What you should do:
Pick out all lines of the entries that include the word "estuviera" and copy them.

## start Given records

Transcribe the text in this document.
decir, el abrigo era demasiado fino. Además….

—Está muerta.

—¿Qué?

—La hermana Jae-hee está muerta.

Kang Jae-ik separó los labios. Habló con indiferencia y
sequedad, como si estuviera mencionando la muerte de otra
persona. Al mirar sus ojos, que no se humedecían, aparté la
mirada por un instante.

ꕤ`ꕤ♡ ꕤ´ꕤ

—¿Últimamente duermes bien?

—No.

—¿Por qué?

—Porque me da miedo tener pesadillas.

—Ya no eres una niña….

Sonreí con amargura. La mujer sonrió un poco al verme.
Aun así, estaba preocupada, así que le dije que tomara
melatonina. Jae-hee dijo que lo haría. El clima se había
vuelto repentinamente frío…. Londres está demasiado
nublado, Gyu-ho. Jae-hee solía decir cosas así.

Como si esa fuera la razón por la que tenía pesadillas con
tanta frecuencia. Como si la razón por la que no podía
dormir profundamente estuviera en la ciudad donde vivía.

## end Given records

Answer in full:
sequedad, como si estuviera mencionando la muerte de otra
dormir profundamente estuviera en la ciudad donde vivía.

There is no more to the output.